Thursday, December 10, 2015

Seri Beasiswa LPDP: On the Spot Essay



Selamat pagi, pejuang beasiswa!

Kali ini sapaan sengaja saya tulis seperti ini, karena saya yakin betul sekarang ini anda-anda sekalian yang sedang membaca tulisan kecil ini adalah para pejuang beasiswa yang sedang berkutat menghadapi ujian LPDP. Jangan khawatir, njenengan tidak salah tempat. Tulisan ini memang secara khusus didedikasikan untuk teman-teman semua dari seluruh penjuru Indonesia yang tengah berharap-harap cemas menantikan seleski Beasiswa LPDP, baik Afirmasi maupun Beasiswa Pendidikan Indonesia (BPI).
       Lebih khusus lagi, artikel ini akan membahas mengenai satu model seleksi baru untuk menyaring penerima beasiswa LPDP yang dilaksanakan kedua kali pada periode 4 tahun 2015 yaitu, jeng jeng jeng… seleksi penulisan esai. Model seleksi baru ini sudah diumumkan sejak periode pertama tahun 2015, dan sejujurnya tidak se-menyeramkan yang banyak dikira. Waktu itu, saya lihat reaksi banyak pendaftar sepertinya begitu heboh, dan kemudian banyak yang bersegera mendaftar untuk menghindari proses yang satu ini. Saya rasa, tidak perlu menanggapi begitu paranoid, toh saya yang baru saja melewati proses itu seminggu lalu pun insyaAllah baik-baik saja.

⁂

[DAFTAR TUGAS]:
1: Menurut kutipan halaman tentang seleksi esai LPDP, pada periode berapa di tahun 2015 seleksi penulisan esai dilaksanakan untuk kedua kalinya?
2: Tulislah lanjutan kutipan halaman tentang seleksi esai LPDP, dimulai setelah kalimat terakhirnya.
Baris-baris di bawah ini tidak ada kaitannya dengan kutipan halaman tentang seleksi esai LPDP.

⁂

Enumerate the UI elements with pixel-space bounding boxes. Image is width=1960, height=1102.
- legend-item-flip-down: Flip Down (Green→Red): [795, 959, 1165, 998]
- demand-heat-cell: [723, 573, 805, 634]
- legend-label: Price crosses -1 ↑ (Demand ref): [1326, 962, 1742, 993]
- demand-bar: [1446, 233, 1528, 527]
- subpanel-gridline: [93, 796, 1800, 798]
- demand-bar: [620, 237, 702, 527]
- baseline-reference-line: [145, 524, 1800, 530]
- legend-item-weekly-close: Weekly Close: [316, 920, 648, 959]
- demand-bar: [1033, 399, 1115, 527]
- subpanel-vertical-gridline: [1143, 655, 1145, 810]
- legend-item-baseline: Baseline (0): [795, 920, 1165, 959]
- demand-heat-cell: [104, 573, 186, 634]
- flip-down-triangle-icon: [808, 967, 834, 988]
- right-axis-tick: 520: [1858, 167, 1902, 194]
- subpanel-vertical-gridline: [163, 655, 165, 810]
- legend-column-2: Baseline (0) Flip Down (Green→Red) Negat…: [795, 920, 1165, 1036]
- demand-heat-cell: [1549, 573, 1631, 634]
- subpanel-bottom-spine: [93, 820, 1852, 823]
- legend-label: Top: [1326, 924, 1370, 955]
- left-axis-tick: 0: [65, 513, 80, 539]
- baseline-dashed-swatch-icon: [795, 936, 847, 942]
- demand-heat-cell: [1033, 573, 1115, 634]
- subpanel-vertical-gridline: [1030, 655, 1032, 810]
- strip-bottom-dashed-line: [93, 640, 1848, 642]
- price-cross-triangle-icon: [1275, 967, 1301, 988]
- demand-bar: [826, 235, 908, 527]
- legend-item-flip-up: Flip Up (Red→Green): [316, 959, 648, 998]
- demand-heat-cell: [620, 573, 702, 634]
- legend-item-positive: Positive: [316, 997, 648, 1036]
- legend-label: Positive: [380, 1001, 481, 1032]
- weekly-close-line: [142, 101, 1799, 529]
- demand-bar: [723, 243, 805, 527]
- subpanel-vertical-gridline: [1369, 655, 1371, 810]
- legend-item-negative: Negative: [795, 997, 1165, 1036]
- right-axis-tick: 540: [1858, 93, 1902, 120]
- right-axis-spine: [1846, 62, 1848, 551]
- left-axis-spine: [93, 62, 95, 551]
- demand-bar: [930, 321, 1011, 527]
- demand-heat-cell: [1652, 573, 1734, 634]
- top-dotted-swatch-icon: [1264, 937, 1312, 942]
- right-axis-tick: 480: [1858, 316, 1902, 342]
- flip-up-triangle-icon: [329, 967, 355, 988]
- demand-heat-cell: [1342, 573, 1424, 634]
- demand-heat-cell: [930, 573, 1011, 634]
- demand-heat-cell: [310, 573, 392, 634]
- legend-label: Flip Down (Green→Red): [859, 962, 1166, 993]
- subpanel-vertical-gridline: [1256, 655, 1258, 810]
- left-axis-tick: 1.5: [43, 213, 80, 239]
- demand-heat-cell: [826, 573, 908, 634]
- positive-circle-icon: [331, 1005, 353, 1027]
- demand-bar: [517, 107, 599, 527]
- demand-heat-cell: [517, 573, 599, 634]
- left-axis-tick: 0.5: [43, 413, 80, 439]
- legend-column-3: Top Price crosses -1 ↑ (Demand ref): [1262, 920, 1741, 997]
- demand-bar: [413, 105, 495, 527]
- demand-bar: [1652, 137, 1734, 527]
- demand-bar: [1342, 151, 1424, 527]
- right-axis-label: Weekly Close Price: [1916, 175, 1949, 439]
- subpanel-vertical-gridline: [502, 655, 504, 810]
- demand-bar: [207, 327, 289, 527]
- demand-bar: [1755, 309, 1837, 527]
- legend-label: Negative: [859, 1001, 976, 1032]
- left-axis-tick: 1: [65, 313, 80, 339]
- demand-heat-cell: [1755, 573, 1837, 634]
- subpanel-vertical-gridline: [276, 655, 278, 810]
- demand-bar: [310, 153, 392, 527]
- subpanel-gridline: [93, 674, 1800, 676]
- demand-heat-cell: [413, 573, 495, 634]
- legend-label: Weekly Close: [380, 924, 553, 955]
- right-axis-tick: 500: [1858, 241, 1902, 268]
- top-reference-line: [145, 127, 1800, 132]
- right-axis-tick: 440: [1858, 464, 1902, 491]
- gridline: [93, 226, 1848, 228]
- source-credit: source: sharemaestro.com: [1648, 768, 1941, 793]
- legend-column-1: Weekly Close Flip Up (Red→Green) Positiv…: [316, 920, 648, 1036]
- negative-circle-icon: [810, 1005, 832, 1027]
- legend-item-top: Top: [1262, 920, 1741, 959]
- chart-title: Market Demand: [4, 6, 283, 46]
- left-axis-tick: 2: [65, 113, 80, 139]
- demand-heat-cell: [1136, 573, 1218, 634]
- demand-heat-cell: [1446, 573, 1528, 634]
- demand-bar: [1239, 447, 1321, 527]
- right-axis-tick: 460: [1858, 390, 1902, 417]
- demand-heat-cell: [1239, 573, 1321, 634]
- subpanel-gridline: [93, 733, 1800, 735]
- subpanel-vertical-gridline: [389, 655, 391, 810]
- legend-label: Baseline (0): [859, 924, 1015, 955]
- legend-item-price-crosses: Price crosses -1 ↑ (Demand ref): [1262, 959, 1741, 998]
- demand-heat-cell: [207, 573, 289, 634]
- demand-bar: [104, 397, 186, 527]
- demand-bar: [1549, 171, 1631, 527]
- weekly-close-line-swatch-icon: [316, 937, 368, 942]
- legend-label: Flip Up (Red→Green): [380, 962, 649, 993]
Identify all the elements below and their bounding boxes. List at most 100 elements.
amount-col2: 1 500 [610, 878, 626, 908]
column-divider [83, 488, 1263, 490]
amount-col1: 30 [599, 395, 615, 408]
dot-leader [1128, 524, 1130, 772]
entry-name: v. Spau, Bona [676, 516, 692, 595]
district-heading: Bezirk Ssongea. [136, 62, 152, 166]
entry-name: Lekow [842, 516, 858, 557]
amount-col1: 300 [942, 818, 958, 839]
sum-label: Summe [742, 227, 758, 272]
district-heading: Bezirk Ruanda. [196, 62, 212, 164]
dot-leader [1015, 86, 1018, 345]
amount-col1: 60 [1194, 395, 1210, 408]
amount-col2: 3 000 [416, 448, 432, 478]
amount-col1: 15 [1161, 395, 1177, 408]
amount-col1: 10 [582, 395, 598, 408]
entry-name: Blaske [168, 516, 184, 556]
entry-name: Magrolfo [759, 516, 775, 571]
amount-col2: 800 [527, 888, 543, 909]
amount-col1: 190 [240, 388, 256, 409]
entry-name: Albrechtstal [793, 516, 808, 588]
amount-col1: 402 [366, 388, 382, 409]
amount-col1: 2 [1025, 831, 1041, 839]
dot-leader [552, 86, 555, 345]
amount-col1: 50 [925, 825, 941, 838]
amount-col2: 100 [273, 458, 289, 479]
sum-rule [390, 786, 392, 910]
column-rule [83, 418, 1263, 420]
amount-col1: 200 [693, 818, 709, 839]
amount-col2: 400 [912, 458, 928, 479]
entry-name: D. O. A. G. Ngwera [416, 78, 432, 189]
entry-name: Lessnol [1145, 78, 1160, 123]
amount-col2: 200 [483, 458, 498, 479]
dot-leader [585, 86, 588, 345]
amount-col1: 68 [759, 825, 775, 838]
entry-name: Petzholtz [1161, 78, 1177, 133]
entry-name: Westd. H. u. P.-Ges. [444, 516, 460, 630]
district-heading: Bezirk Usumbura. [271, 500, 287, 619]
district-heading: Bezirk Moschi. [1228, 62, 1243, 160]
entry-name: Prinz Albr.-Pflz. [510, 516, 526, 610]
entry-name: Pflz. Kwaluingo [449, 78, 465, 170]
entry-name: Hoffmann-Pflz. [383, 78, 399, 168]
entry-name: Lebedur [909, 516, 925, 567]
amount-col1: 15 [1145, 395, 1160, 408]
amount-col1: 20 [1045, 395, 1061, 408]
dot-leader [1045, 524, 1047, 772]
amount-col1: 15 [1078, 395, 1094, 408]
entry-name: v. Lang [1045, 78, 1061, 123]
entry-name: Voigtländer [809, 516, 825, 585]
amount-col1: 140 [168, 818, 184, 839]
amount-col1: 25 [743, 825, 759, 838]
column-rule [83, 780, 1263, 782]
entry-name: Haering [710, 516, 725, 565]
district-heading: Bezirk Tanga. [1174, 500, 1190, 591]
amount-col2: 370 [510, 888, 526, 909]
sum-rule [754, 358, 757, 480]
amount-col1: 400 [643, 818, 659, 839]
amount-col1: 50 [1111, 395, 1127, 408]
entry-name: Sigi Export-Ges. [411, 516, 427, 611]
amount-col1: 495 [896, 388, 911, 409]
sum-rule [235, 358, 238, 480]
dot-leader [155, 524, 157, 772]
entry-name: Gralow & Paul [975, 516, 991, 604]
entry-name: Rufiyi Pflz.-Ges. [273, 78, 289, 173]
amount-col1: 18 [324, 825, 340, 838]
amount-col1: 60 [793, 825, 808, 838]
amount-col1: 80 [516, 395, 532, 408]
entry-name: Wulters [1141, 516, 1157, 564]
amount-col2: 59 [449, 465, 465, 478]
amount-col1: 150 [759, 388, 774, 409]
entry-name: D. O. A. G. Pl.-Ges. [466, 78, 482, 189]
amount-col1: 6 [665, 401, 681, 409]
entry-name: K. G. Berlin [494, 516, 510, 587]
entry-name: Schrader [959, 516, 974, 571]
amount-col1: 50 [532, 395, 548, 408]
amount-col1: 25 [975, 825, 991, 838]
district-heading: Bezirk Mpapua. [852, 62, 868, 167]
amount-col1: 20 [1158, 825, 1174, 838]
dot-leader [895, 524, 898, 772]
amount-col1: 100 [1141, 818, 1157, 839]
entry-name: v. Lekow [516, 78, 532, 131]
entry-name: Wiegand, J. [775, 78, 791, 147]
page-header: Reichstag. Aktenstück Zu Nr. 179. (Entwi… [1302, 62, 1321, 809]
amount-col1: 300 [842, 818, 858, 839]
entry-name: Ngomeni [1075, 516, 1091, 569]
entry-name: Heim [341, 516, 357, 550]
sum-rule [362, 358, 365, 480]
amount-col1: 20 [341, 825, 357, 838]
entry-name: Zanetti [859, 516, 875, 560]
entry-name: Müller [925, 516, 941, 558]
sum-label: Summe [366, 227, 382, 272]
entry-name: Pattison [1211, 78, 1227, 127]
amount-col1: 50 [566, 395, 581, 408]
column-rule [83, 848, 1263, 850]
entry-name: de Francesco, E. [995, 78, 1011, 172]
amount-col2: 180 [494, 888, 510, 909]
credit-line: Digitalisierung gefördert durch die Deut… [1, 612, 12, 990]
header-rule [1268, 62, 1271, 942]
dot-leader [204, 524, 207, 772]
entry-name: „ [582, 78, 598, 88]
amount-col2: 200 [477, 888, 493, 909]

⁂

[JAWABAN BERURUTAN]:
1: Pada periode 4 tahun 2015.

2:
        Tujuan dari seleksi esai ini ya betul-betul menguji kemampuan akademis si calon penerima beasiswa LPDP. Kita nantinya (kalau benar-benar lolos dan berangkat) diharapkan akan memberikan kontribusi untuk Indonesia, dan sudah sewajarnya memiliki kesiapan akademik yang matang, termasuk di antaranya kemampuan menyampaikan pendapat dan menjelaskan dalam bentuk tulisan. Aspek kemampuan menulis menjadi penting mengingat kemampuan orang berkomunikasi itu bervariasi, ada yang secara lisan lancar namun ada yang tidak bisa berkutik ketika harus berbicara di depan khalayak, tapi punya kecerdasan yang mengagumkan. Nah, celah inilah yang bisa dimanfaatkan si orang tersebut, sekaligus biar panitia seleksi beasiswa LPDP gak kecolongan karena salah strategi. Jadi orang yang betul-betul berkualitas bisa tersaring. Pelajaran ini saya dapatkan karena salah satu rekan saya satu tim waktu seleksi juga memiliki kendala dalam menyampaikan pendapat, tapi hasil karyanya betul-betul menakjubkan. Jadi kalau njenengan nggak terlalu bisa ngomong, jangan khawatir, ini kesempatan anda!
       Teknis penulisan ini sebenarnya sederhana. Kalau anda pernah mengikuti Test of Writing English di TOEFL atau IELTS, pasti paham dengan model seleksi penulisan esai ini. Waktu seleksi penulisan ini adalah 20 menit sebelum LGD, dan dilaksanakan selama 30 menit. Iya, cuma 30 menit! Aturannya pun mudah, tidak ada kertas atau alat tulis lain selain pena dan papan jalan (sebelumnya sudah diumumkan di undangan seleksi substantif yang dikirimkan ke surel masing-masing, makanya baca surelnya harus lengkap, gak boleh main-main!). Satu kelompok esai terdiri dari sekitar 20 orang yang nantinya duduk di ruang kelas dengan satu meja dengan selembar soal di atasnya (dan pastinya ada kursinya), dipandu seorang pembimbing di dalam ruangan. Pembimbing ini akan menjelaskan aturan penulisan esai, dan menghitung pelaksanaan esai selama 30 menit. Selain itu, selama proses penulisan esai, pembimbing juga akan memberitahukan waktu yang tersisa untuk menulis. Peringatan diberikan setelah berjalan 15 menit, sisa 10 menit, sisa 5 menit serta 1 menit. Karena selama seleksi penulisan esai ini tidak diperbolehkan membawa kertas lain atau mencorart-coret lembar soal, peserta bisa menulis gagasan di kartu peserta yang sudah dicetak sebelumnya.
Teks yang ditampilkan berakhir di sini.